EXERCISE GOAL
For the data that follows, report how many lines contain the word "าพเจ", and nothing else.

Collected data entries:
*-*-*
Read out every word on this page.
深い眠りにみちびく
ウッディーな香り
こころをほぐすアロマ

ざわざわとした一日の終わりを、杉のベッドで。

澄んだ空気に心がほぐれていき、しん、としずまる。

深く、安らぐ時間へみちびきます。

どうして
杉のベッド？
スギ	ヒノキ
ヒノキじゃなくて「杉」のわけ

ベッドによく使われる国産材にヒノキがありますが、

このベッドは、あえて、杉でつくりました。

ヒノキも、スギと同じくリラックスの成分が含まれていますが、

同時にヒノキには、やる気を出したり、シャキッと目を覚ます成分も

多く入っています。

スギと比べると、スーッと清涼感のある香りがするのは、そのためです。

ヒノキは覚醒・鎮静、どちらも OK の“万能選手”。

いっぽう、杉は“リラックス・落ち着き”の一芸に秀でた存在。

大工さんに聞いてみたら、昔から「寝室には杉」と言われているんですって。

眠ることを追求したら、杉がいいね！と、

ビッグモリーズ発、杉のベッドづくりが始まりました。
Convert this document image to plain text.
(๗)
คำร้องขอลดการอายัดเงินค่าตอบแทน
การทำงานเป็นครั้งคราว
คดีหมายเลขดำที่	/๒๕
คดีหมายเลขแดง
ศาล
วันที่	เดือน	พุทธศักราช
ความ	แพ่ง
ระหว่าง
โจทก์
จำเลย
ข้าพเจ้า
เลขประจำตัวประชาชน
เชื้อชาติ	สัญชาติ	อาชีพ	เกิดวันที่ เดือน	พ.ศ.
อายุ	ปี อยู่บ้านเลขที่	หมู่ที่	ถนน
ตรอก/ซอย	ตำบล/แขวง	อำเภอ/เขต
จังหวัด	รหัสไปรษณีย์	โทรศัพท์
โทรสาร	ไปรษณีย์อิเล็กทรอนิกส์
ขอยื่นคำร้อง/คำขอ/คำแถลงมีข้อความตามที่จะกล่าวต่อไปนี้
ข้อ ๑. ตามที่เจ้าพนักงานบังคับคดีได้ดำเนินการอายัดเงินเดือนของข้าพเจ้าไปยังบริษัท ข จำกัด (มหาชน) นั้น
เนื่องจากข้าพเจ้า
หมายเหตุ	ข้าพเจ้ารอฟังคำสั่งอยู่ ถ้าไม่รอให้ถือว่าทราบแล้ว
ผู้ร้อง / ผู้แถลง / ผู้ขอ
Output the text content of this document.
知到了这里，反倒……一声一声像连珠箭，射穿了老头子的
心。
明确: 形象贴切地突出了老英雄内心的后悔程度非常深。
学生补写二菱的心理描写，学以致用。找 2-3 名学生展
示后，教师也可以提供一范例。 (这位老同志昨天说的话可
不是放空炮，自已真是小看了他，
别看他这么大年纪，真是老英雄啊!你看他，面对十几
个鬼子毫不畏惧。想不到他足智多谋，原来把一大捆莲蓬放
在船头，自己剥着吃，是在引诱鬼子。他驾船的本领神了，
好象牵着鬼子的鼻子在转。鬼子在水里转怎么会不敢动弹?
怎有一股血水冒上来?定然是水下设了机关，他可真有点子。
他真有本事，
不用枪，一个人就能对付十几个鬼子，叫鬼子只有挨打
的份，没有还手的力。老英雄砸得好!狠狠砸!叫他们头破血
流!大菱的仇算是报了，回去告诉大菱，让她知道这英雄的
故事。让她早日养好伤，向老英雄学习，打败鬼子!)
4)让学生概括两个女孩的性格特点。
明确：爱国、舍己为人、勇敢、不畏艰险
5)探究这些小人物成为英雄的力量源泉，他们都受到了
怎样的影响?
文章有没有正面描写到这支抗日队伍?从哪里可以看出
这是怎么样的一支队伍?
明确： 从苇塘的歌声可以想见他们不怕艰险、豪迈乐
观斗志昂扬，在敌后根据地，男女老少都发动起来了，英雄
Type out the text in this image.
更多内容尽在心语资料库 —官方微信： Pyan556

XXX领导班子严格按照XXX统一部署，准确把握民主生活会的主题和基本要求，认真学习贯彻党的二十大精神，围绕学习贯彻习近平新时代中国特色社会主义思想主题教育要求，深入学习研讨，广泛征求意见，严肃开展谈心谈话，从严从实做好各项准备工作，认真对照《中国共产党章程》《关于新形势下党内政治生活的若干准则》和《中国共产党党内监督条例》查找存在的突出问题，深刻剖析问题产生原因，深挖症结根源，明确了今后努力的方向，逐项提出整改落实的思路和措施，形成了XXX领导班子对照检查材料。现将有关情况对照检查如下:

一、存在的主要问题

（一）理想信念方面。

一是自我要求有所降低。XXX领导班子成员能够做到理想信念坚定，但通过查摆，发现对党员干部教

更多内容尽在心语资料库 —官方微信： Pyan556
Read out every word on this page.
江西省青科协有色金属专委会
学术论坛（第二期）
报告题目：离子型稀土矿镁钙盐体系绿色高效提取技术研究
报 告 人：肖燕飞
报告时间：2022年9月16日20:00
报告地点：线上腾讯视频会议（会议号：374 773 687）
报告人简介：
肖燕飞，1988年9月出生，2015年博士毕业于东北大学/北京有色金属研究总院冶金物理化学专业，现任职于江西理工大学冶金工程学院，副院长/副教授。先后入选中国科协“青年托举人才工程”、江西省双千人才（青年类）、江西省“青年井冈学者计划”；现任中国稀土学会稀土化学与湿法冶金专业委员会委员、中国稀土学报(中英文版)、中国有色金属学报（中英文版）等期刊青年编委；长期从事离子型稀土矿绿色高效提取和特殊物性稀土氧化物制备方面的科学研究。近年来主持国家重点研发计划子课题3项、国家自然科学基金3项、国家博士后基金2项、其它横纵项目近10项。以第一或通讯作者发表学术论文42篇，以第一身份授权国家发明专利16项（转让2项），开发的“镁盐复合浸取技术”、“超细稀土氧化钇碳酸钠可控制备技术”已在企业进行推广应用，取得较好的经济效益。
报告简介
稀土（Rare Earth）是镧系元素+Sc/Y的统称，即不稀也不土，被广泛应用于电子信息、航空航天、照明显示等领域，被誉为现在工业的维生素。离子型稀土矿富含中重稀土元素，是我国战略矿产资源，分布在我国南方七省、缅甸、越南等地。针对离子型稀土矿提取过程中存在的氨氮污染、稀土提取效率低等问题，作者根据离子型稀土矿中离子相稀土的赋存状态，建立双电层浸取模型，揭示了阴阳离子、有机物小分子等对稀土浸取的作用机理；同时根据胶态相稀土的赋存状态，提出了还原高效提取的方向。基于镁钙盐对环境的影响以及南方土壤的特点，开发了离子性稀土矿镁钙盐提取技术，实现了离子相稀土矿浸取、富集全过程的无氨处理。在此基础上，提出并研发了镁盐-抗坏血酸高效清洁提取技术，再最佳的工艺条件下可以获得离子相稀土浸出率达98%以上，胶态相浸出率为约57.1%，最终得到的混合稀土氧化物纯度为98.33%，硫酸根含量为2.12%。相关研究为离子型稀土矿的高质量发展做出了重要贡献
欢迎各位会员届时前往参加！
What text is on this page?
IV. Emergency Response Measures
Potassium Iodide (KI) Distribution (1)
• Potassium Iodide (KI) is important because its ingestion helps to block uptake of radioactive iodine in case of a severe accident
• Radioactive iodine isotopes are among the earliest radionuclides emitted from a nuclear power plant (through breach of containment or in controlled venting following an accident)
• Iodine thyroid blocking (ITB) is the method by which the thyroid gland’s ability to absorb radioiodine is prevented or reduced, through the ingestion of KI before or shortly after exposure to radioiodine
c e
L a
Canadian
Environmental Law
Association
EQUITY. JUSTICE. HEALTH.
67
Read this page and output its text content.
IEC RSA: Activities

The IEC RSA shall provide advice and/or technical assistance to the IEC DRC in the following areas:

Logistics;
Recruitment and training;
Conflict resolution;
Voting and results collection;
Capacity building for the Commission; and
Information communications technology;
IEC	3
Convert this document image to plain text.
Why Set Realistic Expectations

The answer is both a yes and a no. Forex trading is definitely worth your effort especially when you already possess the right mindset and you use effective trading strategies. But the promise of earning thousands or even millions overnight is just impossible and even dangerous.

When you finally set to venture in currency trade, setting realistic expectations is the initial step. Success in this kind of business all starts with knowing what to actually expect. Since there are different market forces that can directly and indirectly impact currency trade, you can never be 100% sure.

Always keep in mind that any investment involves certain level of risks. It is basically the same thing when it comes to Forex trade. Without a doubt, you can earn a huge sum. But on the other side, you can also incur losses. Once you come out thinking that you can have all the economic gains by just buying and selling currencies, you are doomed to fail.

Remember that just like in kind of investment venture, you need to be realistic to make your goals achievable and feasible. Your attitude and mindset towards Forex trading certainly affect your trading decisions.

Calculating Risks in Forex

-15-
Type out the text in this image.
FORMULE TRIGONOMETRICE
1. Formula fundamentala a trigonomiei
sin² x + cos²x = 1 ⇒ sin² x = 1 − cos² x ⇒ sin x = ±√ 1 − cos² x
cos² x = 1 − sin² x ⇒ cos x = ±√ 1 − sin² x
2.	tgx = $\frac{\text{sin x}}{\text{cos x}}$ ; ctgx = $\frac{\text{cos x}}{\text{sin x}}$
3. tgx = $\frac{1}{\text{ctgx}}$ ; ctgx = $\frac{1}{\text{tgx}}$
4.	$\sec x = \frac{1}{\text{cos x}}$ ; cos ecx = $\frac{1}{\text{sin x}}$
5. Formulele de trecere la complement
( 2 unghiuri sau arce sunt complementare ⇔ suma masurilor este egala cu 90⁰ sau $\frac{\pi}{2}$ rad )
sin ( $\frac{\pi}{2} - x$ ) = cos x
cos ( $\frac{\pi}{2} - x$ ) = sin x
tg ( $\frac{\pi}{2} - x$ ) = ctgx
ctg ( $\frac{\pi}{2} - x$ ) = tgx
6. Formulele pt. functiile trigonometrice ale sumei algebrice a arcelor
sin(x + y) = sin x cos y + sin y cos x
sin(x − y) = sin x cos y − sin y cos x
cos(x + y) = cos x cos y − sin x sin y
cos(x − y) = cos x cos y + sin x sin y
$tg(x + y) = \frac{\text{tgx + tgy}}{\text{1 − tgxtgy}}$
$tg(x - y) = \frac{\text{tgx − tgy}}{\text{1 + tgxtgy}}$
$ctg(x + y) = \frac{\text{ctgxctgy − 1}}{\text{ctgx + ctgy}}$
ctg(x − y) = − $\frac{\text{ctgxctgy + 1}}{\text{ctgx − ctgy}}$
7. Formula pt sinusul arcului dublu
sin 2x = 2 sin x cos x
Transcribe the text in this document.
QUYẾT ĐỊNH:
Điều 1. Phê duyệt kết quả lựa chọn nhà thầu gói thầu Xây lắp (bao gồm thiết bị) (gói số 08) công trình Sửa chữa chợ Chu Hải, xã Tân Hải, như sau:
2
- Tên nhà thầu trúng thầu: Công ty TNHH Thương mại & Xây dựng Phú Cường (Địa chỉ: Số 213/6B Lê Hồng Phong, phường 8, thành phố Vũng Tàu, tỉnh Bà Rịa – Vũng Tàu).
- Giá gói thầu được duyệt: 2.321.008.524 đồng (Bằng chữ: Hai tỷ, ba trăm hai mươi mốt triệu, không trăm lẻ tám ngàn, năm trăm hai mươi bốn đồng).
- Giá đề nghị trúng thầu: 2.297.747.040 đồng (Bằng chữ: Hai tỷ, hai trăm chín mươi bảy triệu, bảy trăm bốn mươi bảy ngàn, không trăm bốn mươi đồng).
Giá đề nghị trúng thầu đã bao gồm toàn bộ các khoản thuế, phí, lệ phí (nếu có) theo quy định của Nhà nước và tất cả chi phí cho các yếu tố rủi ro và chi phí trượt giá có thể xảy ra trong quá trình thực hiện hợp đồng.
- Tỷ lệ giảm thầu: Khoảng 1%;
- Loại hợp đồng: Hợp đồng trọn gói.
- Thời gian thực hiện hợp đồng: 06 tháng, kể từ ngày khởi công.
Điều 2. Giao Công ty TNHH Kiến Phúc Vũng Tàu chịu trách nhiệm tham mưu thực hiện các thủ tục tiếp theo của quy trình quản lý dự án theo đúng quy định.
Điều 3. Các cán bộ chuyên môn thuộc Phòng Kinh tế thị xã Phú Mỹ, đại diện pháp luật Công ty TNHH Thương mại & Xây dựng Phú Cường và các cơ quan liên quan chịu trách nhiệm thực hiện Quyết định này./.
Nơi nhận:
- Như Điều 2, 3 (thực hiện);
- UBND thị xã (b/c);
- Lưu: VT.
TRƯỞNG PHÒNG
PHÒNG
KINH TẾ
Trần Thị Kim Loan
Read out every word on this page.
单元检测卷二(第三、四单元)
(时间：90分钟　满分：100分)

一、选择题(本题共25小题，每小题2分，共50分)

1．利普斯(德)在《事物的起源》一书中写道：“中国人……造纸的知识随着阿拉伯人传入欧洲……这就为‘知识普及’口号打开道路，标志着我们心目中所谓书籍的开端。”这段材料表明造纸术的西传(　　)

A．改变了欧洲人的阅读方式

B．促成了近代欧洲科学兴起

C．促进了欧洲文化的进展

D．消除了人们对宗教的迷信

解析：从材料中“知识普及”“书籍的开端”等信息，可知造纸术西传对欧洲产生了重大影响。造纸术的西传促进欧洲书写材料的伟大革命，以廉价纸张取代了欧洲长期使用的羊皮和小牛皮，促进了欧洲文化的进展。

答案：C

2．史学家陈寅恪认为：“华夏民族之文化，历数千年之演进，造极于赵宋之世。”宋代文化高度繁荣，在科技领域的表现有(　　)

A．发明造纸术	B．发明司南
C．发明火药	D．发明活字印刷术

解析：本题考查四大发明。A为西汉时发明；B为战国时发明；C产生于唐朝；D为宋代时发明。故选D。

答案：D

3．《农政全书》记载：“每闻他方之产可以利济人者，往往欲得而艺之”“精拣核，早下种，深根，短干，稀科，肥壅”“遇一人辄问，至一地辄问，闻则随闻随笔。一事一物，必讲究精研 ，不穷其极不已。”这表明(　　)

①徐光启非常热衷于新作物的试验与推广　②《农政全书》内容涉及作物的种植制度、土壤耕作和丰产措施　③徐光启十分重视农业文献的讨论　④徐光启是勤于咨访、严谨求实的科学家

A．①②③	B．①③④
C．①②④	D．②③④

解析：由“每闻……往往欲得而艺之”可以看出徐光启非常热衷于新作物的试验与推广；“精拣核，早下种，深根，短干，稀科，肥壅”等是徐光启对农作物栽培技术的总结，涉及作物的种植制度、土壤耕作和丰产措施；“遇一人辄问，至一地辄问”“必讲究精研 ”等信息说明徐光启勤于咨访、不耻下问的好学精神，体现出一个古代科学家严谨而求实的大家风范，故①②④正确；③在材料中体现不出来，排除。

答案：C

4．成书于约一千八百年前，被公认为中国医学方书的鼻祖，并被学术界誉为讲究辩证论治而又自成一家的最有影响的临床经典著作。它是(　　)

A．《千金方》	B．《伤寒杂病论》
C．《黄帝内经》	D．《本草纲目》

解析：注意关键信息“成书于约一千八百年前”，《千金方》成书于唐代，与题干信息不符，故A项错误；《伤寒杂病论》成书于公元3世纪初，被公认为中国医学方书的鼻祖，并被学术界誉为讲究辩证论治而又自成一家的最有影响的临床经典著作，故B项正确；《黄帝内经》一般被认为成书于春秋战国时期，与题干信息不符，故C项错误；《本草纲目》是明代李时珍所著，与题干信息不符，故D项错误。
*-*-*
WRITTEN RESPONSE
4